* **WRITTEN REQUEST**
Among the entries below, find the lines with "JSON" and copy them.

BEGIN EXCERPTED DATA

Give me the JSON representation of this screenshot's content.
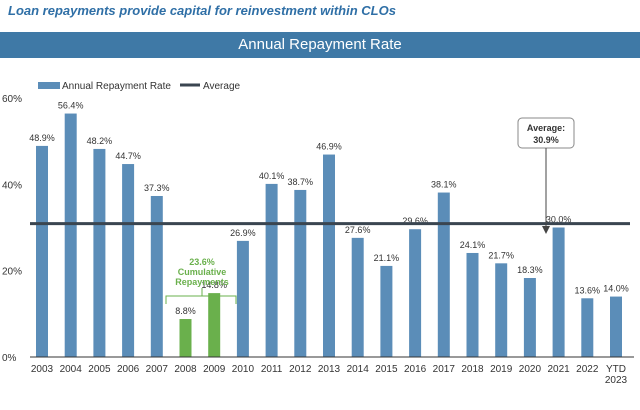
{
  "header": {
    "subtitle": "Loan repayments provide capital for reinvestment within CLOs",
    "banner": "Annual Repayment Rate"
  },
  "colors": {
    "bar": "#5b8db8",
    "highlight": "#6ab04c",
    "average": "#3a4550",
    "axis": "#333333"
  },
  "chart_data": {
    "type": "bar",
    "title": "Annual Repayment Rate",
    "categories": [
      "2003",
      "2004",
      "2005",
      "2006",
      "2007",
      "2008",
      "2009",
      "2010",
      "2011",
      "2012",
      "2013",
      "2014",
      "2015",
      "2016",
      "2017",
      "2018",
      "2019",
      "2020",
      "2021",
      "2022",
      "YTD 2023"
    ],
    "values": [
      48.9,
      56.4,
      48.2,
      44.7,
      37.3,
      8.8,
      14.8,
      26.9,
      40.1,
      38.7,
      46.9,
      27.6,
      21.1,
      29.6,
      38.1,
      24.1,
      21.7,
      18.3,
      30.0,
      13.6,
      14.0
    ],
    "value_labels": [
      "48.9%",
      "56.4%",
      "48.2%",
      "44.7%",
      "37.3%",
      "8.8%",
      "14.8%",
      "26.9%",
      "40.1%",
      "38.7%",
      "46.9%",
      "27.6%",
      "21.1%",
      "29.6%",
      "38.1%",
      "24.1%",
      "21.7%",
      "18.3%",
      "30.0%",
      "13.6%",
      "14.0%"
    ],
    "highlighted": [
      "2008",
      "2009"
    ],
    "average": 30.9,
    "ylim": [
      0,
      60
    ],
    "yticks": [
      0,
      20,
      40,
      60
    ],
    "ytick_labels": [
      "0%",
      "20%",
      "40%",
      "60%"
    ],
    "legend": {
      "bar_label": "Annual Repayment Rate",
      "line_label": "Average",
      "position": "top-left"
    },
    "annotations": {
      "average_box": [
        "Average:",
        "30.9%"
      ],
      "cumulative": [
        "23.6%",
        "Cumulative",
        "Repayments"
      ]
    }
  }
}
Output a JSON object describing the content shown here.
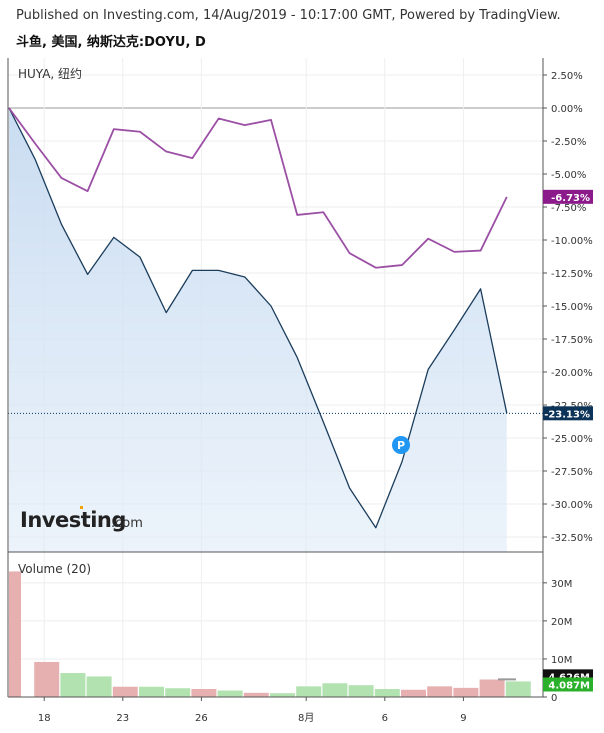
{
  "header": {
    "published": "Published on Investing.com, 14/Aug/2019 - 10:17:00 GMT, Powered by TradingView.",
    "symbol": "斗鱼, 美国, 纳斯达克:DOYU, D"
  },
  "colors": {
    "main_line": "#1b3d5c",
    "main_fill": "#dce9f7",
    "compare_line": "#9b4fa5",
    "compare_badge": "#8b1a8b",
    "main_badge": "#0b3458",
    "vol_up": "#b2e2b0",
    "vol_down": "#e6b0b0",
    "vol_badge_a": "#111111",
    "vol_badge_b": "#2bb02b",
    "marker": "#2196f3"
  },
  "icons": {
    "marker": "circle-p-icon",
    "logo": "investing-logo"
  },
  "chart_data": [
    {
      "type": "line",
      "legend": "HUYA, 纽约",
      "ylabel": "",
      "ylim": [
        -34,
        3.5
      ],
      "yticks": [
        2.5,
        0,
        -2.5,
        -5,
        -7.5,
        -10,
        -12.5,
        -15,
        -17.5,
        -20,
        -22.5,
        -25,
        -27.5,
        -30,
        -32.5
      ],
      "ytick_labels": [
        "2.50%",
        "0.00%",
        "-2.50%",
        "-5.00%",
        "-7.50%",
        "-10.00%",
        "-12.50%",
        "-15.00%",
        "-17.50%",
        "-20.00%",
        "-22.50%",
        "-25.00%",
        "-27.50%",
        "-30.00%",
        "-32.50%"
      ],
      "xtick_labels": [
        "18",
        "23",
        "26",
        "8月",
        "6",
        "9"
      ],
      "xtick_index": [
        1,
        4,
        7,
        11,
        14,
        17
      ],
      "series": [
        {
          "name": "DOYU",
          "values": [
            0,
            -3.9,
            -8.8,
            -12.6,
            -9.8,
            -11.3,
            -15.5,
            -12.3,
            -12.3,
            -12.8,
            -15.0,
            -18.9,
            -23.8,
            -28.8,
            -31.8,
            -26.8,
            -19.8,
            -16.8,
            -13.7,
            -23.13
          ],
          "last_label": "-23.13%"
        },
        {
          "name": "HUYA",
          "values": [
            0,
            -2.7,
            -5.3,
            -6.3,
            -1.6,
            -1.8,
            -3.3,
            -3.8,
            -0.8,
            -1.3,
            -0.9,
            -8.1,
            -7.9,
            -11.0,
            -12.1,
            -11.9,
            -9.9,
            -10.9,
            -10.8,
            -6.73
          ],
          "last_label": "-6.73%"
        }
      ],
      "marker_label": "P",
      "marker_index": 15,
      "marker_value": -25.0
    },
    {
      "type": "bar",
      "legend": "Volume (20)",
      "ylim": [
        0,
        36
      ],
      "yticks": [
        0,
        10,
        20,
        30
      ],
      "ytick_labels": [
        "0",
        "10M",
        "20M",
        "30M"
      ],
      "values": [
        33,
        9.2,
        6.3,
        5.4,
        2.7,
        2.7,
        2.3,
        2.1,
        1.7,
        1.1,
        1.0,
        2.8,
        3.6,
        3.1,
        2.1,
        1.9,
        2.8,
        2.4,
        4.6,
        4.1
      ],
      "colors": [
        "down",
        "down",
        "up",
        "up",
        "down",
        "up",
        "up",
        "down",
        "up",
        "down",
        "up",
        "up",
        "up",
        "up",
        "up",
        "down",
        "down",
        "down",
        "down",
        "up"
      ],
      "badges": [
        "4.626M",
        "4.087M"
      ],
      "badge_values": [
        4.626,
        4.087
      ]
    }
  ]
}
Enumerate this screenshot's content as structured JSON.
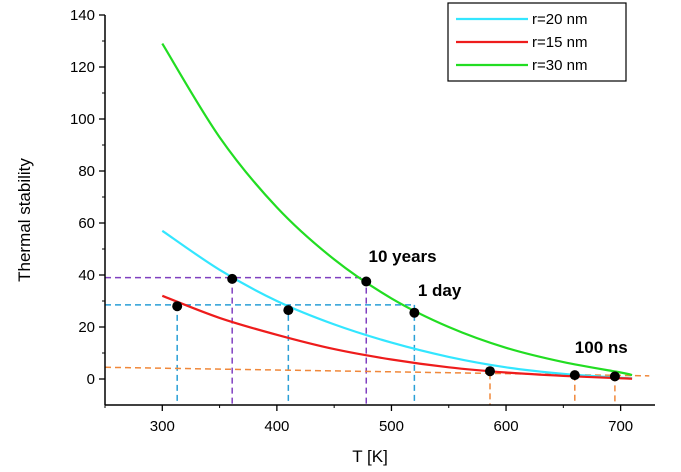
{
  "chart_data": {
    "type": "line",
    "xlabel": "T [K]",
    "ylabel": "Thermal stability",
    "xlim": [
      250,
      730
    ],
    "ylim": [
      -10,
      140
    ],
    "x_ticks": [
      300,
      400,
      500,
      600,
      700
    ],
    "y_ticks": [
      0,
      20,
      40,
      60,
      80,
      100,
      120,
      140
    ],
    "legend_position": "top-right",
    "grid": false,
    "series": [
      {
        "name": "r=20 nm",
        "color": "#33E6FF",
        "x": [
          300,
          350,
          400,
          450,
          500,
          550,
          600,
          650,
          700,
          710
        ],
        "y": [
          57,
          42,
          30,
          21,
          14,
          8.5,
          4.5,
          2,
          0.5,
          0.3
        ]
      },
      {
        "name": "r=15 nm",
        "color": "#EE1C1C",
        "x": [
          300,
          350,
          400,
          450,
          500,
          550,
          600,
          650,
          700,
          710
        ],
        "y": [
          32,
          23.5,
          17,
          11.5,
          7.5,
          4.5,
          2.5,
          1.2,
          0.3,
          0.1
        ]
      },
      {
        "name": "r=30 nm",
        "color": "#22DD22",
        "x": [
          300,
          350,
          400,
          450,
          500,
          550,
          600,
          650,
          700,
          710
        ],
        "y": [
          129,
          93,
          66,
          46,
          31,
          20,
          12,
          6.5,
          2.5,
          1.5
        ]
      }
    ],
    "points": [
      {
        "x": 313,
        "y": 28
      },
      {
        "x": 361,
        "y": 38.5
      },
      {
        "x": 410,
        "y": 26.5
      },
      {
        "x": 478,
        "y": 37.5
      },
      {
        "x": 520,
        "y": 25.5
      },
      {
        "x": 586,
        "y": 3
      },
      {
        "x": 660,
        "y": 1.5
      },
      {
        "x": 695,
        "y": 1
      }
    ],
    "guide_lines": [
      {
        "color": "#8040C0",
        "x_from": 250,
        "x_to": 478,
        "y_at": 39,
        "drop_x": [
          361,
          478
        ]
      },
      {
        "color": "#2A9FD6",
        "x_from": 250,
        "x_to": 520,
        "y_at": 28.5,
        "drop_x": [
          313,
          410,
          520
        ]
      },
      {
        "color": "#F0883A",
        "x_from": 250,
        "x_to": 725,
        "y_from": 4.5,
        "y_to": 1.2,
        "drop_x": [
          586,
          660,
          695
        ]
      }
    ],
    "annotations": [
      {
        "text": "10 years",
        "x": 480,
        "y": 45
      },
      {
        "text": "1 day",
        "x": 523,
        "y": 32
      },
      {
        "text": "100 ns",
        "x": 660,
        "y": 10
      }
    ]
  }
}
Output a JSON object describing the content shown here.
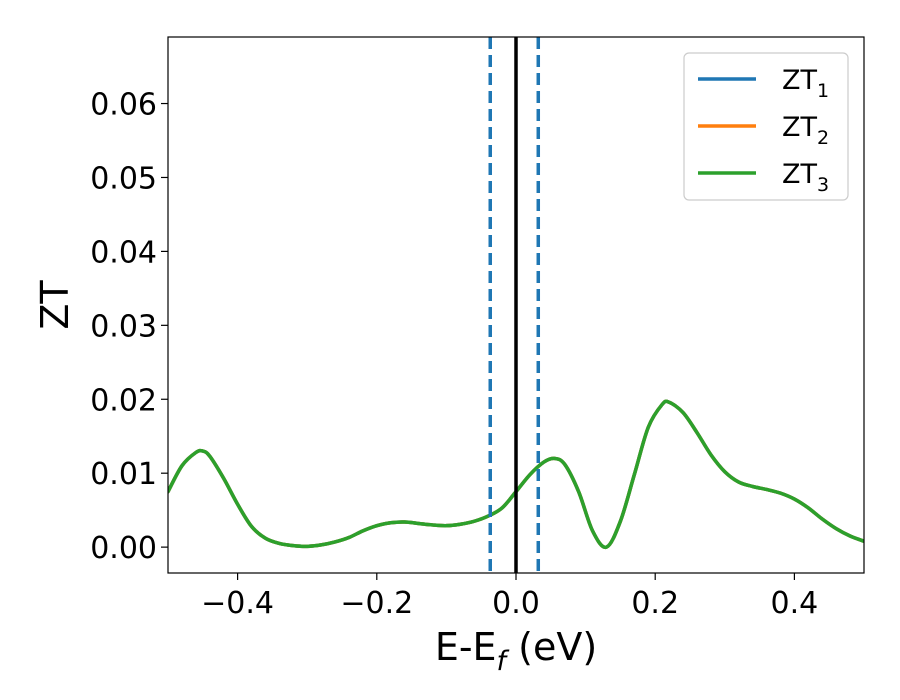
{
  "chart_data": {
    "type": "line",
    "title": "",
    "xlabel": {
      "main": "E-E",
      "sub": "f",
      "suffix": " (eV)"
    },
    "ylabel": "ZT",
    "xlim": [
      -0.5,
      0.5
    ],
    "ylim": [
      -0.0035,
      0.069
    ],
    "x_ticks": [
      {
        "value": -0.4,
        "label": "−0.4"
      },
      {
        "value": -0.2,
        "label": "−0.2"
      },
      {
        "value": 0.0,
        "label": "0.0"
      },
      {
        "value": 0.2,
        "label": "0.2"
      },
      {
        "value": 0.4,
        "label": "0.4"
      }
    ],
    "y_ticks": [
      {
        "value": 0.0,
        "label": "0.00"
      },
      {
        "value": 0.01,
        "label": "0.01"
      },
      {
        "value": 0.02,
        "label": "0.02"
      },
      {
        "value": 0.03,
        "label": "0.03"
      },
      {
        "value": 0.04,
        "label": "0.04"
      },
      {
        "value": 0.05,
        "label": "0.05"
      },
      {
        "value": 0.06,
        "label": "0.06"
      }
    ],
    "grid": false,
    "legend_position": "top-right",
    "vertical_lines": [
      {
        "x": -0.037,
        "style": "dashed",
        "color": "#1f77b4"
      },
      {
        "x": 0.0,
        "style": "solid",
        "color": "#000000"
      },
      {
        "x": 0.032,
        "style": "dashed",
        "color": "#1f77b4"
      }
    ],
    "series": [
      {
        "name": "ZT",
        "subscript": "1",
        "color": "#1f77b4",
        "x": [
          -0.5,
          -0.48,
          -0.46,
          -0.45,
          -0.44,
          -0.42,
          -0.4,
          -0.38,
          -0.36,
          -0.34,
          -0.32,
          -0.3,
          -0.28,
          -0.26,
          -0.24,
          -0.22,
          -0.2,
          -0.18,
          -0.16,
          -0.14,
          -0.12,
          -0.1,
          -0.08,
          -0.06,
          -0.04,
          -0.02,
          0.0,
          0.02,
          0.04,
          0.055,
          0.07,
          0.09,
          0.11,
          0.13,
          0.15,
          0.17,
          0.19,
          0.21,
          0.22,
          0.24,
          0.26,
          0.28,
          0.3,
          0.32,
          0.34,
          0.36,
          0.38,
          0.4,
          0.42,
          0.44,
          0.46,
          0.48,
          0.5
        ],
        "values": [
          0.0075,
          0.011,
          0.0128,
          0.013,
          0.0123,
          0.0093,
          0.0058,
          0.0028,
          0.0012,
          0.0005,
          0.0002,
          0.0001,
          0.0003,
          0.0007,
          0.0013,
          0.0022,
          0.0029,
          0.0033,
          0.0034,
          0.0032,
          0.003,
          0.0029,
          0.0031,
          0.0035,
          0.0042,
          0.0053,
          0.0075,
          0.0098,
          0.0115,
          0.012,
          0.0112,
          0.0075,
          0.0022,
          0.0,
          0.0035,
          0.0098,
          0.0162,
          0.0193,
          0.0196,
          0.0182,
          0.0155,
          0.0125,
          0.0102,
          0.0088,
          0.0082,
          0.0078,
          0.0073,
          0.0065,
          0.0053,
          0.0038,
          0.0025,
          0.0015,
          0.0008
        ]
      },
      {
        "name": "ZT",
        "subscript": "2",
        "color": "#ff7f0e",
        "x": [
          -0.5,
          -0.48,
          -0.46,
          -0.45,
          -0.44,
          -0.42,
          -0.4,
          -0.38,
          -0.36,
          -0.34,
          -0.32,
          -0.3,
          -0.28,
          -0.26,
          -0.24,
          -0.22,
          -0.2,
          -0.18,
          -0.16,
          -0.14,
          -0.12,
          -0.1,
          -0.08,
          -0.06,
          -0.04,
          -0.02,
          0.0,
          0.02,
          0.04,
          0.055,
          0.07,
          0.09,
          0.11,
          0.13,
          0.15,
          0.17,
          0.19,
          0.21,
          0.22,
          0.24,
          0.26,
          0.28,
          0.3,
          0.32,
          0.34,
          0.36,
          0.38,
          0.4,
          0.42,
          0.44,
          0.46,
          0.48,
          0.5
        ],
        "values": [
          0.0075,
          0.011,
          0.0128,
          0.013,
          0.0123,
          0.0093,
          0.0058,
          0.0028,
          0.0012,
          0.0005,
          0.0002,
          0.0001,
          0.0003,
          0.0007,
          0.0013,
          0.0022,
          0.0029,
          0.0033,
          0.0034,
          0.0032,
          0.003,
          0.0029,
          0.0031,
          0.0035,
          0.0042,
          0.0053,
          0.0075,
          0.0098,
          0.0115,
          0.012,
          0.0112,
          0.0075,
          0.0022,
          0.0,
          0.0035,
          0.0098,
          0.0162,
          0.0193,
          0.0196,
          0.0182,
          0.0155,
          0.0125,
          0.0102,
          0.0088,
          0.0082,
          0.0078,
          0.0073,
          0.0065,
          0.0053,
          0.0038,
          0.0025,
          0.0015,
          0.0008
        ]
      },
      {
        "name": "ZT",
        "subscript": "3",
        "color": "#2ca02c",
        "x": [
          -0.5,
          -0.48,
          -0.46,
          -0.45,
          -0.44,
          -0.42,
          -0.4,
          -0.38,
          -0.36,
          -0.34,
          -0.32,
          -0.3,
          -0.28,
          -0.26,
          -0.24,
          -0.22,
          -0.2,
          -0.18,
          -0.16,
          -0.14,
          -0.12,
          -0.1,
          -0.08,
          -0.06,
          -0.04,
          -0.02,
          0.0,
          0.02,
          0.04,
          0.055,
          0.07,
          0.09,
          0.11,
          0.13,
          0.15,
          0.17,
          0.19,
          0.21,
          0.22,
          0.24,
          0.26,
          0.28,
          0.3,
          0.32,
          0.34,
          0.36,
          0.38,
          0.4,
          0.42,
          0.44,
          0.46,
          0.48,
          0.5
        ],
        "values": [
          0.0075,
          0.011,
          0.0128,
          0.013,
          0.0123,
          0.0093,
          0.0058,
          0.0028,
          0.0012,
          0.0005,
          0.0002,
          0.0001,
          0.0003,
          0.0007,
          0.0013,
          0.0022,
          0.0029,
          0.0033,
          0.0034,
          0.0032,
          0.003,
          0.0029,
          0.0031,
          0.0035,
          0.0042,
          0.0053,
          0.0075,
          0.0098,
          0.0115,
          0.012,
          0.0112,
          0.0075,
          0.0022,
          0.0,
          0.0035,
          0.0098,
          0.0162,
          0.0193,
          0.0196,
          0.0182,
          0.0155,
          0.0125,
          0.0102,
          0.0088,
          0.0082,
          0.0078,
          0.0073,
          0.0065,
          0.0053,
          0.0038,
          0.0025,
          0.0015,
          0.0008
        ]
      }
    ]
  }
}
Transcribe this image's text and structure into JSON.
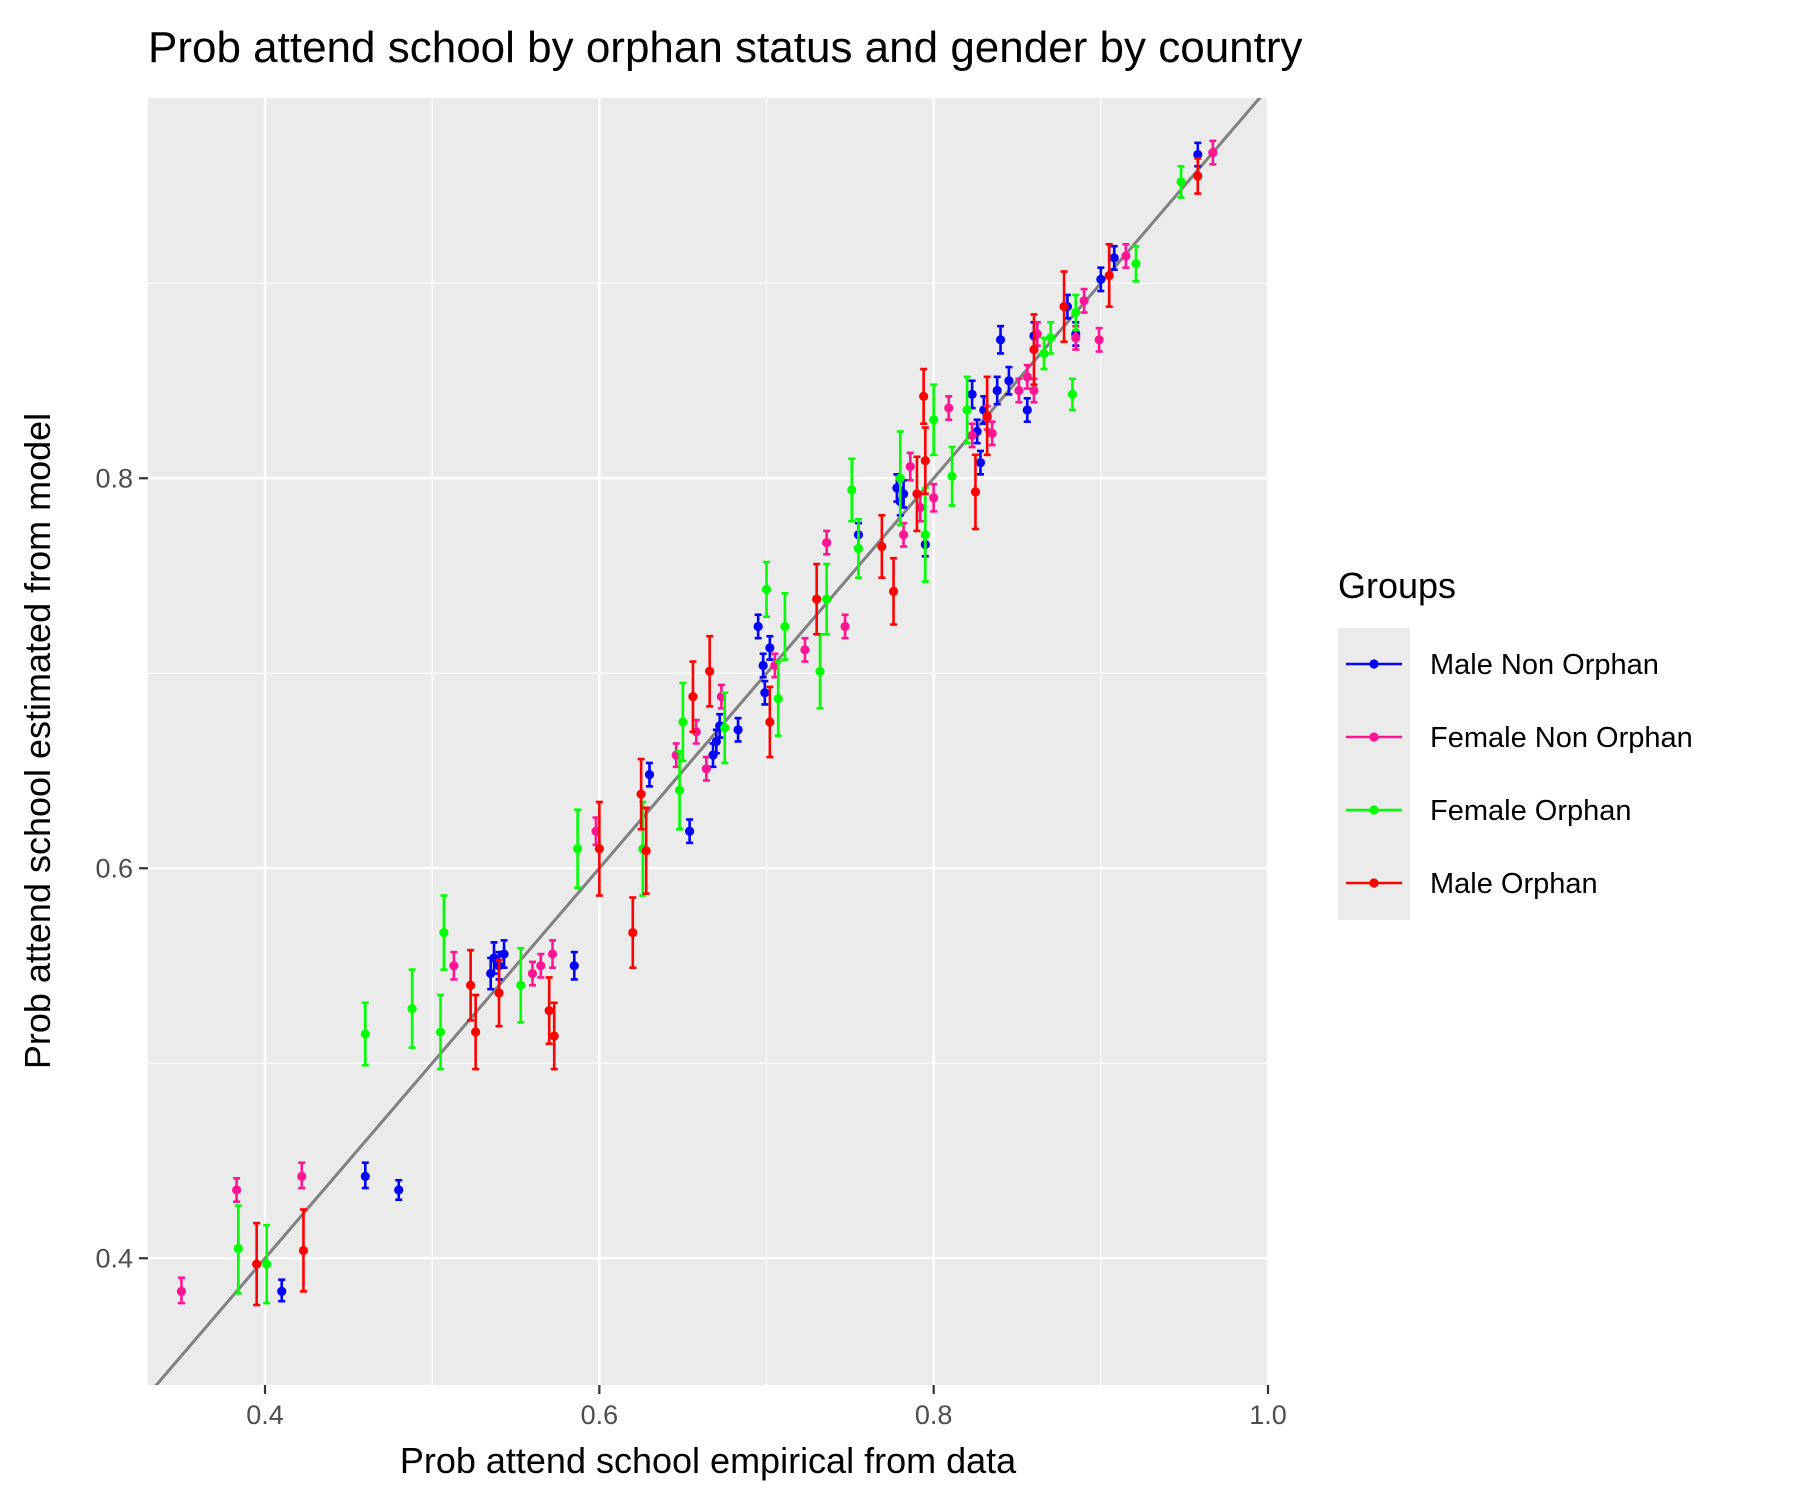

END EXCERPTED DATA

* **REPLY TO THE TASK**
Give me the JSON representation of this screenshot's content.
Output a JSON object describing the content shown here.
Enumerate this screenshot's content as structured JSON.
Output a JSON object describing the content shown here.
Transcribe this image's text and structure into JSON.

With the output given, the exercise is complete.